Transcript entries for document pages
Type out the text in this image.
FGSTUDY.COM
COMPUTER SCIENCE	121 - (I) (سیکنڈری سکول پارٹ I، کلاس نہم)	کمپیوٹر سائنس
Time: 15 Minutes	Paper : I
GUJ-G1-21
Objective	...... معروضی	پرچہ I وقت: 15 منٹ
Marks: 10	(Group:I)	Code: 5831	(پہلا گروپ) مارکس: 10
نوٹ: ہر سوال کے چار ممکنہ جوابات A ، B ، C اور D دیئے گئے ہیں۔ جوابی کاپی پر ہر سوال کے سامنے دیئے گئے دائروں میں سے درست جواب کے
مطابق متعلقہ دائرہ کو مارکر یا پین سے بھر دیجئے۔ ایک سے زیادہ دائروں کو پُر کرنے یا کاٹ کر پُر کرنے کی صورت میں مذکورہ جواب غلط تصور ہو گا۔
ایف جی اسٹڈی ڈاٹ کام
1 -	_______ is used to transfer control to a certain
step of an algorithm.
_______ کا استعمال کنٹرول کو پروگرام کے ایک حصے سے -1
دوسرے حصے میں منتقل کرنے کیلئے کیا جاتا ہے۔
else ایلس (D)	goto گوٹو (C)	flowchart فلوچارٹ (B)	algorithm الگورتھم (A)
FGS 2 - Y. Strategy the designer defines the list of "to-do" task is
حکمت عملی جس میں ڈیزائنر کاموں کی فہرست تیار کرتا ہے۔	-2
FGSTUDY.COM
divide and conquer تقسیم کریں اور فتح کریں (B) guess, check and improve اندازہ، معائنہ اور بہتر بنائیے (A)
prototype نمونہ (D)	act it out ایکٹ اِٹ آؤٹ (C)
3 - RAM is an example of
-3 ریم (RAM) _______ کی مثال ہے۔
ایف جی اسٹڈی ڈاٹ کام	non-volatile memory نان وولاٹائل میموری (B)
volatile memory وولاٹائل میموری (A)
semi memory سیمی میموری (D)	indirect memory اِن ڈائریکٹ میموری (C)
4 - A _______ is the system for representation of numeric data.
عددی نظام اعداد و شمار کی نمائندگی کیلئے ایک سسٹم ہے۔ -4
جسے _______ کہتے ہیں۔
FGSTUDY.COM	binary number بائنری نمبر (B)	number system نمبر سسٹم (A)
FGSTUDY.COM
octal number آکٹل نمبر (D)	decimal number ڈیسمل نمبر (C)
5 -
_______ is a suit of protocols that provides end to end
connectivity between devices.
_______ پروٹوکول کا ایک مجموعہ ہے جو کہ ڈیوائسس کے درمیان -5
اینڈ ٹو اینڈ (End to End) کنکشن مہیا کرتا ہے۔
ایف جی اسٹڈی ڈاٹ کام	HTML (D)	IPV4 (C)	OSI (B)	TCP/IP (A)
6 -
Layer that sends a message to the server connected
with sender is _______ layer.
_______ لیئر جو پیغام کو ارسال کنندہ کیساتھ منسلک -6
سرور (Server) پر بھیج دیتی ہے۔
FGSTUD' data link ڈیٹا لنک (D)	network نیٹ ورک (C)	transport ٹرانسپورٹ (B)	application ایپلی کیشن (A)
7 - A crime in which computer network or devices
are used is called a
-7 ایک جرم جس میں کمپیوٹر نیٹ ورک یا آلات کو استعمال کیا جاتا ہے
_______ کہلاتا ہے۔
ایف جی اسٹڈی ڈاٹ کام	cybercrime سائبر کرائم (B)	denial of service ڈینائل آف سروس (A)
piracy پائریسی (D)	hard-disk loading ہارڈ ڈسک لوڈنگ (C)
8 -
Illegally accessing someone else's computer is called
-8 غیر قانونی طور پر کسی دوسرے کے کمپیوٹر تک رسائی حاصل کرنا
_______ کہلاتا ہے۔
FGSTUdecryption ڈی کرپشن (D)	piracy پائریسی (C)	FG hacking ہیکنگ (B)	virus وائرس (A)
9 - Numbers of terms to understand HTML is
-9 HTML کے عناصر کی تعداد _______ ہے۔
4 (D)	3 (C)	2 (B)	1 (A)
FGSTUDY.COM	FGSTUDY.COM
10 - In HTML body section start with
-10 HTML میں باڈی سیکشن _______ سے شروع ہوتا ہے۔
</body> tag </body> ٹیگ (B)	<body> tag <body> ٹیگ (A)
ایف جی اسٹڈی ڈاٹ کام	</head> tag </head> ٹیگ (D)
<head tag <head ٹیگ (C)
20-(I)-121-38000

• _Task brief_
An exact copy of every record above is needed. Write it out word for word.

• _Exercise result_
Type out the text in this image.
FGSTUDY.COM
COMPUTER SCIENCE	121 - (I) (سیکنڈری سکول پارٹ I، کلاس نہم)	کمپیوٹر سائنس
Time: 15 Minutes	Paper : I
GUJ-G1-21
Objective	...... معروضی	پرچہ I وقت: 15 منٹ
Marks: 10	(Group:I)	Code: 5831	(پہلا گروپ) مارکس: 10
نوٹ: ہر سوال کے چار ممکنہ جوابات A ، B ، C اور D دیئے گئے ہیں۔ جوابی کاپی پر ہر سوال کے سامنے دیئے گئے دائروں میں سے درست جواب کے
مطابق متعلقہ دائرہ کو مارکر یا پین سے بھر دیجئے۔ ایک سے زیادہ دائروں کو پُر کرنے یا کاٹ کر پُر کرنے کی صورت میں مذکورہ جواب غلط تصور ہو گا۔
ایف جی اسٹڈی ڈاٹ کام
1 -	_______ is used to transfer control to a certain
step of an algorithm.
_______ کا استعمال کنٹرول کو پروگرام کے ایک حصے سے -1
دوسرے حصے میں منتقل کرنے کیلئے کیا جاتا ہے۔
else ایلس (D)	goto گوٹو (C)	flowchart فلوچارٹ (B)	algorithm الگورتھم (A)
FGS 2 - Y. Strategy the designer defines the list of "to-do" task is
حکمت عملی جس میں ڈیزائنر کاموں کی فہرست تیار کرتا ہے۔	-2
FGSTUDY.COM
divide and conquer تقسیم کریں اور فتح کریں (B) guess, check and improve اندازہ، معائنہ اور بہتر بنائیے (A)
prototype نمونہ (D)	act it out ایکٹ اِٹ آؤٹ (C)
3 - RAM is an example of
-3 ریم (RAM) _______ کی مثال ہے۔
ایف جی اسٹڈی ڈاٹ کام	non-volatile memory نان وولاٹائل میموری (B)
volatile memory وولاٹائل میموری (A)
semi memory سیمی میموری (D)	indirect memory اِن ڈائریکٹ میموری (C)
4 - A _______ is the system for representation of numeric data.
عددی نظام اعداد و شمار کی نمائندگی کیلئے ایک سسٹم ہے۔ -4
جسے _______ کہتے ہیں۔
FGSTUDY.COM	binary number بائنری نمبر (B)	number system نمبر سسٹم (A)
FGSTUDY.COM
octal number آکٹل نمبر (D)	decimal number ڈیسمل نمبر (C)
5 -
_______ is a suit of protocols that provides end to end
connectivity between devices.
_______ پروٹوکول کا ایک مجموعہ ہے جو کہ ڈیوائسس کے درمیان -5
اینڈ ٹو اینڈ (End to End) کنکشن مہیا کرتا ہے۔
ایف جی اسٹڈی ڈاٹ کام	HTML (D)	IPV4 (C)	OSI (B)	TCP/IP (A)
6 -
Layer that sends a message to the server connected
with sender is _______ layer.
_______ لیئر جو پیغام کو ارسال کنندہ کیساتھ منسلک -6
سرور (Server) پر بھیج دیتی ہے۔
FGSTUD' data link ڈیٹا لنک (D)	network نیٹ ورک (C)	transport ٹرانسپورٹ (B)	application ایپلی کیشن (A)
7 - A crime in which computer network or devices
are used is called a
-7 ایک جرم جس میں کمپیوٹر نیٹ ورک یا آلات کو استعمال کیا جاتا ہے
_______ کہلاتا ہے۔
ایف جی اسٹڈی ڈاٹ کام	cybercrime سائبر کرائم (B)	denial of service ڈینائل آف سروس (A)
piracy پائریسی (D)	hard-disk loading ہارڈ ڈسک لوڈنگ (C)
8 -
Illegally accessing someone else's computer is called
-8 غیر قانونی طور پر کسی دوسرے کے کمپیوٹر تک رسائی حاصل کرنا
_______ کہلاتا ہے۔
FGSTUdecryption ڈی کرپشن (D)	piracy پائریسی (C)	FG hacking ہیکنگ (B)	virus وائرس (A)
9 - Numbers of terms to understand HTML is
-9 HTML کے عناصر کی تعداد _______ ہے۔
4 (D)	3 (C)	2 (B)	1 (A)
FGSTUDY.COM	FGSTUDY.COM
10 - In HTML body section start with
-10 HTML میں باڈی سیکشن _______ سے شروع ہوتا ہے۔
</body> tag </body> ٹیگ (B)	<body> tag <body> ٹیگ (A)
ایف جی اسٹڈی ڈاٹ کام	</head> tag </head> ٹیگ (D)
<head tag <head ٹیگ (C)
20-(I)-121-38000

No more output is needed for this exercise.